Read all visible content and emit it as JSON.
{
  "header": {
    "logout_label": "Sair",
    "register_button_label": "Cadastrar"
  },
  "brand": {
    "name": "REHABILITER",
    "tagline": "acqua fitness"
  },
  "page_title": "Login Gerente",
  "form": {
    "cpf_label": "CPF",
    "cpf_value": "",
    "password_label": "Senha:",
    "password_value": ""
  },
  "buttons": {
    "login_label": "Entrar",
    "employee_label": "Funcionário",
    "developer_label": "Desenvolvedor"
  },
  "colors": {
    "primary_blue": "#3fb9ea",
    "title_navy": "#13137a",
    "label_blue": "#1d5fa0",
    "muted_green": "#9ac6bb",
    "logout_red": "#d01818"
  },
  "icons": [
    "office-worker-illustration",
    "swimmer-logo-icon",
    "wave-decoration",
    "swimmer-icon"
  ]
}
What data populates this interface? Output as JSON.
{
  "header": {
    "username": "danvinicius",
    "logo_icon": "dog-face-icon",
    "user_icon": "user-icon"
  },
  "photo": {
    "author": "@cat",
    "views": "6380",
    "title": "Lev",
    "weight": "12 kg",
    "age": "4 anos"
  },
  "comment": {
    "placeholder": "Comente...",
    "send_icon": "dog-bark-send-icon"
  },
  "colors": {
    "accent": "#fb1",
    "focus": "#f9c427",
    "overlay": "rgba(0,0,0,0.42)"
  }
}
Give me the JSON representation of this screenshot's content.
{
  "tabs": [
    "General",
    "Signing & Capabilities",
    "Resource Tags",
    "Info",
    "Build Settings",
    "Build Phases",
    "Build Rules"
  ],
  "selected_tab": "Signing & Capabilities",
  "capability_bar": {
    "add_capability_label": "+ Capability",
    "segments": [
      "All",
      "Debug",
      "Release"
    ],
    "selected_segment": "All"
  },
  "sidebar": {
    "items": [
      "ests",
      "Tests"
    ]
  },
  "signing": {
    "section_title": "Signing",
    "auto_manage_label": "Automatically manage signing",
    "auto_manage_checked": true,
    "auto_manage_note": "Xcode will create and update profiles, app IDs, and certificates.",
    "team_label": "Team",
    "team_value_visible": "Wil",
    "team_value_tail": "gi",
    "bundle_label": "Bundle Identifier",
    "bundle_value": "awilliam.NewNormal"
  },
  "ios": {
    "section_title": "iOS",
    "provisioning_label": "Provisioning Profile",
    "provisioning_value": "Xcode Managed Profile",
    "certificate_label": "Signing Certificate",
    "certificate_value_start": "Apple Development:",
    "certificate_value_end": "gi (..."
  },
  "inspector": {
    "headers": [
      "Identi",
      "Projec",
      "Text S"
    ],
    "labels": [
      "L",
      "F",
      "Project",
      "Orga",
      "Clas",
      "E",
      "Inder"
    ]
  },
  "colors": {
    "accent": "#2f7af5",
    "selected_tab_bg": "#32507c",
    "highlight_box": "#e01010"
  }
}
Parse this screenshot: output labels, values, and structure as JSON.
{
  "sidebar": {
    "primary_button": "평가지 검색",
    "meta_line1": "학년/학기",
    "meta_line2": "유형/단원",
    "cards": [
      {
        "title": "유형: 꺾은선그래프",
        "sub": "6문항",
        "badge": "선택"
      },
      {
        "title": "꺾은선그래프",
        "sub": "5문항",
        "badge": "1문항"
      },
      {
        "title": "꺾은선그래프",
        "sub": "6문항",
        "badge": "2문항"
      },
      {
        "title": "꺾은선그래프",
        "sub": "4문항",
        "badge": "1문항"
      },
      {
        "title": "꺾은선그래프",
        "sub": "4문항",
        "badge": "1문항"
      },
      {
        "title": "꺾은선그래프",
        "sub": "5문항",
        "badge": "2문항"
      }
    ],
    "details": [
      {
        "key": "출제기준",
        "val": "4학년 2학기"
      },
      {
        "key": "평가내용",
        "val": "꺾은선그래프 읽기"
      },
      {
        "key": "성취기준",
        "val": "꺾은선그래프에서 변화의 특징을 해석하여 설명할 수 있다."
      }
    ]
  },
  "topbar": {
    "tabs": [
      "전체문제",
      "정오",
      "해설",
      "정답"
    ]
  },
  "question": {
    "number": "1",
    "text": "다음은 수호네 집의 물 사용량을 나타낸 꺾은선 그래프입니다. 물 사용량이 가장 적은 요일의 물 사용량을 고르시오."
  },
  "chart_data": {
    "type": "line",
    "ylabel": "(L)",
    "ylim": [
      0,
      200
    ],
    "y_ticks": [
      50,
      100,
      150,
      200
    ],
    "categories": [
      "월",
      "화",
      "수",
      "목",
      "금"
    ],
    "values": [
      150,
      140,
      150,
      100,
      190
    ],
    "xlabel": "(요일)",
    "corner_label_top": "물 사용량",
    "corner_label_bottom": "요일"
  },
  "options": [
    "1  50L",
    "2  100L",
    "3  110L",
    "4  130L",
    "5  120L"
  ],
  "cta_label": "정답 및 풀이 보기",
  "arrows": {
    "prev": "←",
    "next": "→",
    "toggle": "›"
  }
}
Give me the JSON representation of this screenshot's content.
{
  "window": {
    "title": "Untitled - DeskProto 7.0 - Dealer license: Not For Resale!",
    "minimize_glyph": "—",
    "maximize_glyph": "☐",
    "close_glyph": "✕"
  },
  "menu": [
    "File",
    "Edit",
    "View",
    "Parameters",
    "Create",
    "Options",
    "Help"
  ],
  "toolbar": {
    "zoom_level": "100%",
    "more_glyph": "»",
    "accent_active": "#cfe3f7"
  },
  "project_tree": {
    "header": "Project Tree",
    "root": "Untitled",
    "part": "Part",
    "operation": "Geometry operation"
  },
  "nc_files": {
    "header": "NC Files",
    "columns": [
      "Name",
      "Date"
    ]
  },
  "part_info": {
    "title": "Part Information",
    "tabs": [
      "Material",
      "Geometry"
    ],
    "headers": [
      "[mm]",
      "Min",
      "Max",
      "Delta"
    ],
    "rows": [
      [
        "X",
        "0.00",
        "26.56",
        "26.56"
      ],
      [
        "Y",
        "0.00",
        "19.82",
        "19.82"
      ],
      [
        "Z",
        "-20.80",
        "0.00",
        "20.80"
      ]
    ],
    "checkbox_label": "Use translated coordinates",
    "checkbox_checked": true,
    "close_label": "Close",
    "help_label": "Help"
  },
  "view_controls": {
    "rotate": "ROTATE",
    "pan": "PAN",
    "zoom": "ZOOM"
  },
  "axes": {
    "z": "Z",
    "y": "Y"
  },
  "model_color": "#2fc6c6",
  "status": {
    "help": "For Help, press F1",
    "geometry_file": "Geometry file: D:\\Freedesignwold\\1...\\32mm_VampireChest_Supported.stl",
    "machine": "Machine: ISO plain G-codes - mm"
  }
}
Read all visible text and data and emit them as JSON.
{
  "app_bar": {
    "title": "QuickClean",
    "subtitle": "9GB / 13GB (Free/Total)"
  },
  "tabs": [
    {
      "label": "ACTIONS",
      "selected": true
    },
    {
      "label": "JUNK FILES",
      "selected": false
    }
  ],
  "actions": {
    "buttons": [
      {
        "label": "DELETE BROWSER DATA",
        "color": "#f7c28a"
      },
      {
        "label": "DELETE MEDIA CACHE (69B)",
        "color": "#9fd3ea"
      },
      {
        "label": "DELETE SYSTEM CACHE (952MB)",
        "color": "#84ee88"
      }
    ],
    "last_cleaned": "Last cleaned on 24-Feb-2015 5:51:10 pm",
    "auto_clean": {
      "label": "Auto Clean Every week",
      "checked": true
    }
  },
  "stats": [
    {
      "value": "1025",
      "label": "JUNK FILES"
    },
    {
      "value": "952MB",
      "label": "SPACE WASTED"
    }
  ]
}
====
Transcribe all lines as written.

Read all visible content and emit it as JSON.
{
  "header": {
    "logout_label": "Sair",
    "register_button_label": "Cadastrar"
  },
  "brand": {
    "name": "REHABILITER",
    "tagline": "acqua fitness"
  },
  "page_title": "Login Gerente",
  "form": {
    "cpf_label": "CPF",
    "cpf_value": "",
    "password_label": "Senha:",
    "password_value": ""
  },
  "buttons": {
    "login_label": "Entrar",
    "employee_label": "Funcionário",
    "developer_label": "Desenvolvedor"
  },
  "colors": {
    "primary_blue": "#3fb9ea",
    "title_navy": "#13137a",
    "label_blue": "#1d5fa0",
    "muted_green": "#9ac6bb",
    "logout_red": "#d01818"
  },
  "icons": [
    "office-worker-illustration",
    "swimmer-logo-icon",
    "wave-decoration",
    "swimmer-icon"
  ]
}
What data populates this interface? Output as JSON.
{
  "header": {
    "username": "danvinicius",
    "logo_icon": "dog-face-icon",
    "user_icon": "user-icon"
  },
  "photo": {
    "author": "@cat",
    "views": "6380",
    "title": "Lev",
    "weight": "12 kg",
    "age": "4 anos"
  },
  "comment": {
    "placeholder": "Comente...",
    "send_icon": "dog-bark-send-icon"
  },
  "colors": {
    "accent": "#fb1",
    "focus": "#f9c427",
    "overlay": "rgba(0,0,0,0.42)"
  }
}
Give me the JSON representation of this screenshot's content.
{
  "tabs": [
    "General",
    "Signing & Capabilities",
    "Resource Tags",
    "Info",
    "Build Settings",
    "Build Phases",
    "Build Rules"
  ],
  "selected_tab": "Signing & Capabilities",
  "capability_bar": {
    "add_capability_label": "+ Capability",
    "segments": [
      "All",
      "Debug",
      "Release"
    ],
    "selected_segment": "All"
  },
  "sidebar": {
    "items": [
      "ests",
      "Tests"
    ]
  },
  "signing": {
    "section_title": "Signing",
    "auto_manage_label": "Automatically manage signing",
    "auto_manage_checked": true,
    "auto_manage_note": "Xcode will create and update profiles, app IDs, and certificates.",
    "team_label": "Team",
    "team_value_visible": "Wil",
    "team_value_tail": "gi",
    "bundle_label": "Bundle Identifier",
    "bundle_value": "awilliam.NewNormal"
  },
  "ios": {
    "section_title": "iOS",
    "provisioning_label": "Provisioning Profile",
    "provisioning_value": "Xcode Managed Profile",
    "certificate_label": "Signing Certificate",
    "certificate_value_start": "Apple Development:",
    "certificate_value_end": "gi (..."
  },
  "inspector": {
    "headers": [
      "Identi",
      "Projec",
      "Text S"
    ],
    "labels": [
      "L",
      "F",
      "Project",
      "Orga",
      "Clas",
      "E",
      "Inder"
    ]
  },
  "colors": {
    "accent": "#2f7af5",
    "selected_tab_bg": "#32507c",
    "highlight_box": "#e01010"
  }
}
Parse this screenshot: output labels, values, and structure as JSON.
{
  "sidebar": {
    "primary_button": "평가지 검색",
    "meta_line1": "학년/학기",
    "meta_line2": "유형/단원",
    "cards": [
      {
        "title": "유형: 꺾은선그래프",
        "sub": "6문항",
        "badge": "선택"
      },
      {
        "title": "꺾은선그래프",
        "sub": "5문항",
        "badge": "1문항"
      },
      {
        "title": "꺾은선그래프",
        "sub": "6문항",
        "badge": "2문항"
      },
      {
        "title": "꺾은선그래프",
        "sub": "4문항",
        "badge": "1문항"
      },
      {
        "title": "꺾은선그래프",
        "sub": "4문항",
        "badge": "1문항"
      },
      {
        "title": "꺾은선그래프",
        "sub": "5문항",
        "badge": "2문항"
      }
    ],
    "details": [
      {
        "key": "출제기준",
        "val": "4학년 2학기"
      },
      {
        "key": "평가내용",
        "val": "꺾은선그래프 읽기"
      },
      {
        "key": "성취기준",
        "val": "꺾은선그래프에서 변화의 특징을 해석하여 설명할 수 있다."
      }
    ]
  },
  "topbar": {
    "tabs": [
      "전체문제",
      "정오",
      "해설",
      "정답"
    ]
  },
  "question": {
    "number": "1",
    "text": "다음은 수호네 집의 물 사용량을 나타낸 꺾은선 그래프입니다. 물 사용량이 가장 적은 요일의 물 사용량을 고르시오."
  },
  "chart_data": {
    "type": "line",
    "ylabel": "(L)",
    "ylim": [
      0,
      200
    ],
    "y_ticks": [
      50,
      100,
      150,
      200
    ],
    "categories": [
      "월",
      "화",
      "수",
      "목",
      "금"
    ],
    "values": [
      150,
      140,
      150,
      100,
      190
    ],
    "xlabel": "(요일)",
    "corner_label_top": "물 사용량",
    "corner_label_bottom": "요일"
  },
  "options": [
    "1  50L",
    "2  100L",
    "3  110L",
    "4  130L",
    "5  120L"
  ],
  "cta_label": "정답 및 풀이 보기",
  "arrows": {
    "prev": "←",
    "next": "→",
    "toggle": "›"
  }
}
Give me the JSON representation of this screenshot's content.
{
  "window": {
    "title": "Untitled - DeskProto 7.0 - Dealer license: Not For Resale!",
    "minimize_glyph": "—",
    "maximize_glyph": "☐",
    "close_glyph": "✕"
  },
  "menu": [
    "File",
    "Edit",
    "View",
    "Parameters",
    "Create",
    "Options",
    "Help"
  ],
  "toolbar": {
    "zoom_level": "100%",
    "more_glyph": "»",
    "accent_active": "#cfe3f7"
  },
  "project_tree": {
    "header": "Project Tree",
    "root": "Untitled",
    "part": "Part",
    "operation": "Geometry operation"
  },
  "nc_files": {
    "header": "NC Files",
    "columns": [
      "Name",
      "Date"
    ]
  },
  "part_info": {
    "title": "Part Information",
    "tabs": [
      "Material",
      "Geometry"
    ],
    "headers": [
      "[mm]",
      "Min",
      "Max",
      "Delta"
    ],
    "rows": [
      [
        "X",
        "0.00",
        "26.56",
        "26.56"
      ],
      [
        "Y",
        "0.00",
        "19.82",
        "19.82"
      ],
      [
        "Z",
        "-20.80",
        "0.00",
        "20.80"
      ]
    ],
    "checkbox_label": "Use translated coordinates",
    "checkbox_checked": true,
    "close_label": "Close",
    "help_label": "Help"
  },
  "view_controls": {
    "rotate": "ROTATE",
    "pan": "PAN",
    "zoom": "ZOOM"
  },
  "axes": {
    "z": "Z",
    "y": "Y"
  },
  "model_color": "#2fc6c6",
  "status": {
    "help": "For Help, press F1",
    "geometry_file": "Geometry file: D:\\Freedesignwold\\1...\\32mm_VampireChest_Supported.stl",
    "machine": "Machine: ISO plain G-codes - mm"
  }
}
Read all visible text and data and emit them as JSON.
{
  "app_bar": {
    "title": "QuickClean",
    "subtitle": "9GB / 13GB (Free/Total)"
  },
  "tabs": [
    {
      "label": "ACTIONS",
      "selected": true
    },
    {
      "label": "JUNK FILES",
      "selected": false
    }
  ],
  "actions": {
    "buttons": [
      {
        "label": "DELETE BROWSER DATA",
        "color": "#f7c28a"
      },
      {
        "label": "DELETE MEDIA CACHE (69B)",
        "color": "#9fd3ea"
      },
      {
        "label": "DELETE SYSTEM CACHE (952MB)",
        "color": "#84ee88"
      }
    ],
    "last_cleaned": "Last cleaned on 24-Feb-2015 5:51:10 pm",
    "auto_clean": {
      "label": "Auto Clean Every week",
      "checked": true
    }
  },
  "stats": [
    {
      "value": "1025",
      "label": "JUNK FILES"
    },
    {
      "value": "952MB",
      "label": "SPACE WASTED"
    }
  ]
}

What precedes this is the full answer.